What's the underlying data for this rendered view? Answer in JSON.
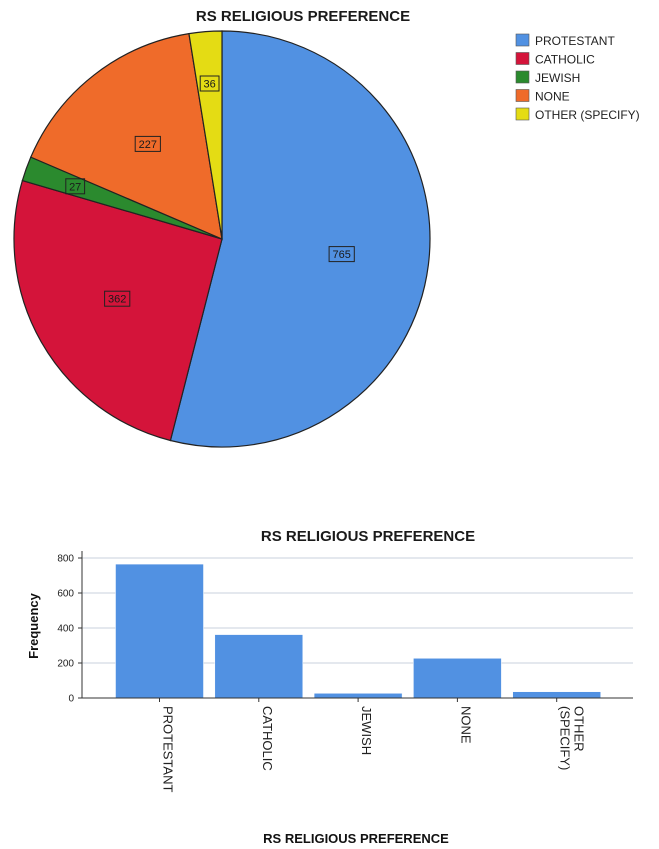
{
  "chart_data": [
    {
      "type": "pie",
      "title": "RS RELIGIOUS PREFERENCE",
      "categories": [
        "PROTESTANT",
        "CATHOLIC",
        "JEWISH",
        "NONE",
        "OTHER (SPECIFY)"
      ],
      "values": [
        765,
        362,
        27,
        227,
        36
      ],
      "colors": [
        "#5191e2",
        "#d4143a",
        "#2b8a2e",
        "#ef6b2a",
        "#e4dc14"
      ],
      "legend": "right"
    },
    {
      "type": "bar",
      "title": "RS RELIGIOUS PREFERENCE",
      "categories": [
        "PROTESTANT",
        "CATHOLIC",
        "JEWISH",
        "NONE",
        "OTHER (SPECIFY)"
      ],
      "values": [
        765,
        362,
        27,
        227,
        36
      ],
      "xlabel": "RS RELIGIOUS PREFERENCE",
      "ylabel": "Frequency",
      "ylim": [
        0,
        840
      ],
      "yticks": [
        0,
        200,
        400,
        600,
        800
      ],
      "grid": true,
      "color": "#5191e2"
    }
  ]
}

- - - - -

Exercise goal:
All of the lines above should be retyped precisely, apart from the pictures.

Response:
What's the underlying data for this rendered view? Answer in JSON.
{
  "chart_data": [
    {
      "type": "pie",
      "title": "RS RELIGIOUS PREFERENCE",
      "categories": [
        "PROTESTANT",
        "CATHOLIC",
        "JEWISH",
        "NONE",
        "OTHER (SPECIFY)"
      ],
      "values": [
        765,
        362,
        27,
        227,
        36
      ],
      "colors": [
        "#5191e2",
        "#d4143a",
        "#2b8a2e",
        "#ef6b2a",
        "#e4dc14"
      ],
      "legend": "right"
    },
    {
      "type": "bar",
      "title": "RS RELIGIOUS PREFERENCE",
      "categories": [
        "PROTESTANT",
        "CATHOLIC",
        "JEWISH",
        "NONE",
        "OTHER (SPECIFY)"
      ],
      "values": [
        765,
        362,
        27,
        227,
        36
      ],
      "xlabel": "RS RELIGIOUS PREFERENCE",
      "ylabel": "Frequency",
      "ylim": [
        0,
        840
      ],
      "yticks": [
        0,
        200,
        400,
        600,
        800
      ],
      "grid": true,
      "color": "#5191e2"
    }
  ]
}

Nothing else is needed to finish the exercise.